::: Record list

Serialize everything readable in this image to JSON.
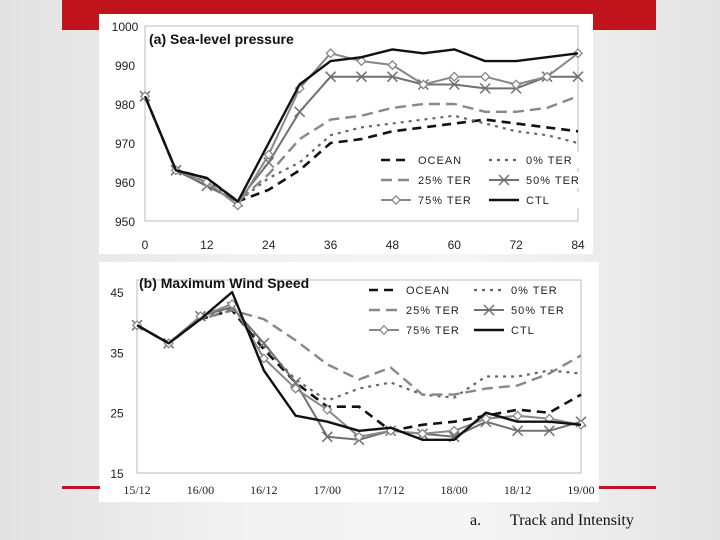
{
  "slide": {
    "caption_marker": "a.",
    "caption_text": "Track and Intensity",
    "accent_color": "#c0141c"
  },
  "chart_data": [
    {
      "type": "line",
      "title": "(a) Sea-level pressure",
      "x": [
        0,
        6,
        12,
        18,
        24,
        30,
        36,
        42,
        48,
        54,
        60,
        66,
        72,
        78,
        84
      ],
      "xticks": [
        0,
        12,
        24,
        36,
        48,
        60,
        72,
        84
      ],
      "xtick_labels": [
        "0",
        "12",
        "24",
        "36",
        "48",
        "60",
        "72",
        "84"
      ],
      "xlim": [
        0,
        84
      ],
      "ylim": [
        950,
        1000
      ],
      "yticks": [
        950,
        960,
        970,
        980,
        990,
        1000
      ],
      "ytick_labels": [
        "950",
        "960",
        "970",
        "980",
        "990",
        "1000"
      ],
      "grid": false,
      "legend_placement": "bottom-right",
      "series": [
        {
          "name": "OCEAN",
          "values": [
            982,
            963,
            961,
            955,
            958,
            963,
            970,
            971,
            973,
            974,
            975,
            976,
            975,
            974,
            973
          ]
        },
        {
          "name": "0% TER",
          "values": [
            982,
            963,
            960,
            955,
            961,
            965,
            972,
            974,
            975,
            976,
            977,
            975,
            973,
            972,
            970
          ]
        },
        {
          "name": "25% TER",
          "values": [
            982,
            963,
            959,
            955,
            962,
            971,
            976,
            977,
            979,
            980,
            980,
            978,
            978,
            979,
            982
          ]
        },
        {
          "name": "50% TER",
          "values": [
            982,
            963,
            959,
            955,
            965,
            978,
            987,
            987,
            987,
            985,
            985,
            984,
            984,
            987,
            987
          ]
        },
        {
          "name": "75% TER",
          "values": [
            982,
            963,
            960,
            954,
            967,
            984,
            993,
            991,
            990,
            985,
            987,
            987,
            985,
            987,
            993
          ]
        },
        {
          "name": "CTL",
          "values": [
            982,
            963,
            961,
            955,
            970,
            985,
            991,
            992,
            994,
            993,
            994,
            991,
            991,
            992,
            993
          ]
        }
      ]
    },
    {
      "type": "line",
      "title": "(b) Maximum Wind Speed",
      "x": [
        0,
        1,
        2,
        3,
        4,
        5,
        6,
        7,
        8,
        9,
        10,
        11,
        12,
        13,
        14,
        15,
        16,
        17,
        18,
        19,
        20,
        21,
        22,
        23,
        24,
        25,
        26,
        27,
        28
      ],
      "xticks": [
        0,
        4,
        8,
        12,
        16,
        20,
        24,
        28
      ],
      "xtick_labels": [
        "15/12",
        "16/00",
        "16/12",
        "17/00",
        "17/12",
        "18/00",
        "18/12",
        "19/00"
      ],
      "xlim": [
        0,
        28
      ],
      "ylim": [
        15,
        47
      ],
      "yticks": [
        15,
        25,
        35,
        45
      ],
      "ytick_labels": [
        "15",
        "25",
        "35",
        "45"
      ],
      "grid": false,
      "legend_placement": "top-right",
      "series": [
        {
          "name": "OCEAN",
          "values": [
            39.5,
            null,
            36.5,
            null,
            40.5,
            null,
            42,
            null,
            35.5,
            null,
            30,
            null,
            26,
            null,
            26,
            null,
            22,
            null,
            23,
            null,
            23.5,
            null,
            24.5,
            null,
            25.5,
            null,
            25,
            null,
            28
          ]
        },
        {
          "name": "0% TER",
          "values": [
            39.5,
            null,
            36.5,
            null,
            40.5,
            null,
            42.5,
            null,
            36,
            null,
            30.5,
            null,
            27,
            null,
            29,
            null,
            30,
            null,
            28,
            null,
            27.5,
            null,
            31,
            null,
            31,
            null,
            32,
            null,
            31.5
          ]
        },
        {
          "name": "25% TER",
          "values": [
            39.5,
            null,
            36.5,
            null,
            40.5,
            null,
            42,
            null,
            40.5,
            null,
            37,
            null,
            33,
            null,
            30.5,
            null,
            32.5,
            null,
            28,
            null,
            28,
            null,
            29,
            null,
            29.5,
            null,
            31.5,
            null,
            34.5
          ]
        },
        {
          "name": "50% TER",
          "values": [
            39.5,
            null,
            36.5,
            null,
            41,
            null,
            42.5,
            null,
            36.5,
            null,
            30,
            null,
            21,
            null,
            20.5,
            null,
            22,
            null,
            21.5,
            null,
            21,
            null,
            23.5,
            null,
            22,
            null,
            22,
            null,
            23.5
          ]
        },
        {
          "name": "75% TER",
          "values": [
            39.5,
            null,
            36.5,
            null,
            41,
            null,
            43,
            null,
            34,
            null,
            29,
            null,
            25.5,
            null,
            21,
            null,
            22,
            null,
            21.5,
            null,
            22,
            null,
            24,
            null,
            24.5,
            null,
            24,
            null,
            23
          ]
        },
        {
          "name": "CTL",
          "values": [
            39.5,
            null,
            36.5,
            null,
            40.5,
            null,
            45,
            null,
            32,
            null,
            24.5,
            null,
            23.5,
            null,
            22,
            null,
            22.5,
            null,
            20.5,
            null,
            20.5,
            null,
            25,
            null,
            23.5,
            null,
            23.5,
            null,
            23
          ]
        }
      ]
    }
  ]
}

::::::

| Aim of the task |
Repeat the material above verbatim, with no pictures in the output.

| Reply to the task |
Serialize everything readable in this image to JSON.
{
  "slide": {
    "caption_marker": "a.",
    "caption_text": "Track and Intensity",
    "accent_color": "#c0141c"
  },
  "chart_data": [
    {
      "type": "line",
      "title": "(a) Sea-level pressure",
      "x": [
        0,
        6,
        12,
        18,
        24,
        30,
        36,
        42,
        48,
        54,
        60,
        66,
        72,
        78,
        84
      ],
      "xticks": [
        0,
        12,
        24,
        36,
        48,
        60,
        72,
        84
      ],
      "xtick_labels": [
        "0",
        "12",
        "24",
        "36",
        "48",
        "60",
        "72",
        "84"
      ],
      "xlim": [
        0,
        84
      ],
      "ylim": [
        950,
        1000
      ],
      "yticks": [
        950,
        960,
        970,
        980,
        990,
        1000
      ],
      "ytick_labels": [
        "950",
        "960",
        "970",
        "980",
        "990",
        "1000"
      ],
      "grid": false,
      "legend_placement": "bottom-right",
      "series": [
        {
          "name": "OCEAN",
          "values": [
            982,
            963,
            961,
            955,
            958,
            963,
            970,
            971,
            973,
            974,
            975,
            976,
            975,
            974,
            973
          ]
        },
        {
          "name": "0% TER",
          "values": [
            982,
            963,
            960,
            955,
            961,
            965,
            972,
            974,
            975,
            976,
            977,
            975,
            973,
            972,
            970
          ]
        },
        {
          "name": "25% TER",
          "values": [
            982,
            963,
            959,
            955,
            962,
            971,
            976,
            977,
            979,
            980,
            980,
            978,
            978,
            979,
            982
          ]
        },
        {
          "name": "50% TER",
          "values": [
            982,
            963,
            959,
            955,
            965,
            978,
            987,
            987,
            987,
            985,
            985,
            984,
            984,
            987,
            987
          ]
        },
        {
          "name": "75% TER",
          "values": [
            982,
            963,
            960,
            954,
            967,
            984,
            993,
            991,
            990,
            985,
            987,
            987,
            985,
            987,
            993
          ]
        },
        {
          "name": "CTL",
          "values": [
            982,
            963,
            961,
            955,
            970,
            985,
            991,
            992,
            994,
            993,
            994,
            991,
            991,
            992,
            993
          ]
        }
      ]
    },
    {
      "type": "line",
      "title": "(b) Maximum Wind Speed",
      "x": [
        0,
        1,
        2,
        3,
        4,
        5,
        6,
        7,
        8,
        9,
        10,
        11,
        12,
        13,
        14,
        15,
        16,
        17,
        18,
        19,
        20,
        21,
        22,
        23,
        24,
        25,
        26,
        27,
        28
      ],
      "xticks": [
        0,
        4,
        8,
        12,
        16,
        20,
        24,
        28
      ],
      "xtick_labels": [
        "15/12",
        "16/00",
        "16/12",
        "17/00",
        "17/12",
        "18/00",
        "18/12",
        "19/00"
      ],
      "xlim": [
        0,
        28
      ],
      "ylim": [
        15,
        47
      ],
      "yticks": [
        15,
        25,
        35,
        45
      ],
      "ytick_labels": [
        "15",
        "25",
        "35",
        "45"
      ],
      "grid": false,
      "legend_placement": "top-right",
      "series": [
        {
          "name": "OCEAN",
          "values": [
            39.5,
            null,
            36.5,
            null,
            40.5,
            null,
            42,
            null,
            35.5,
            null,
            30,
            null,
            26,
            null,
            26,
            null,
            22,
            null,
            23,
            null,
            23.5,
            null,
            24.5,
            null,
            25.5,
            null,
            25,
            null,
            28
          ]
        },
        {
          "name": "0% TER",
          "values": [
            39.5,
            null,
            36.5,
            null,
            40.5,
            null,
            42.5,
            null,
            36,
            null,
            30.5,
            null,
            27,
            null,
            29,
            null,
            30,
            null,
            28,
            null,
            27.5,
            null,
            31,
            null,
            31,
            null,
            32,
            null,
            31.5
          ]
        },
        {
          "name": "25% TER",
          "values": [
            39.5,
            null,
            36.5,
            null,
            40.5,
            null,
            42,
            null,
            40.5,
            null,
            37,
            null,
            33,
            null,
            30.5,
            null,
            32.5,
            null,
            28,
            null,
            28,
            null,
            29,
            null,
            29.5,
            null,
            31.5,
            null,
            34.5
          ]
        },
        {
          "name": "50% TER",
          "values": [
            39.5,
            null,
            36.5,
            null,
            41,
            null,
            42.5,
            null,
            36.5,
            null,
            30,
            null,
            21,
            null,
            20.5,
            null,
            22,
            null,
            21.5,
            null,
            21,
            null,
            23.5,
            null,
            22,
            null,
            22,
            null,
            23.5
          ]
        },
        {
          "name": "75% TER",
          "values": [
            39.5,
            null,
            36.5,
            null,
            41,
            null,
            43,
            null,
            34,
            null,
            29,
            null,
            25.5,
            null,
            21,
            null,
            22,
            null,
            21.5,
            null,
            22,
            null,
            24,
            null,
            24.5,
            null,
            24,
            null,
            23
          ]
        },
        {
          "name": "CTL",
          "values": [
            39.5,
            null,
            36.5,
            null,
            40.5,
            null,
            45,
            null,
            32,
            null,
            24.5,
            null,
            23.5,
            null,
            22,
            null,
            22.5,
            null,
            20.5,
            null,
            20.5,
            null,
            25,
            null,
            23.5,
            null,
            23.5,
            null,
            23
          ]
        }
      ]
    }
  ]
}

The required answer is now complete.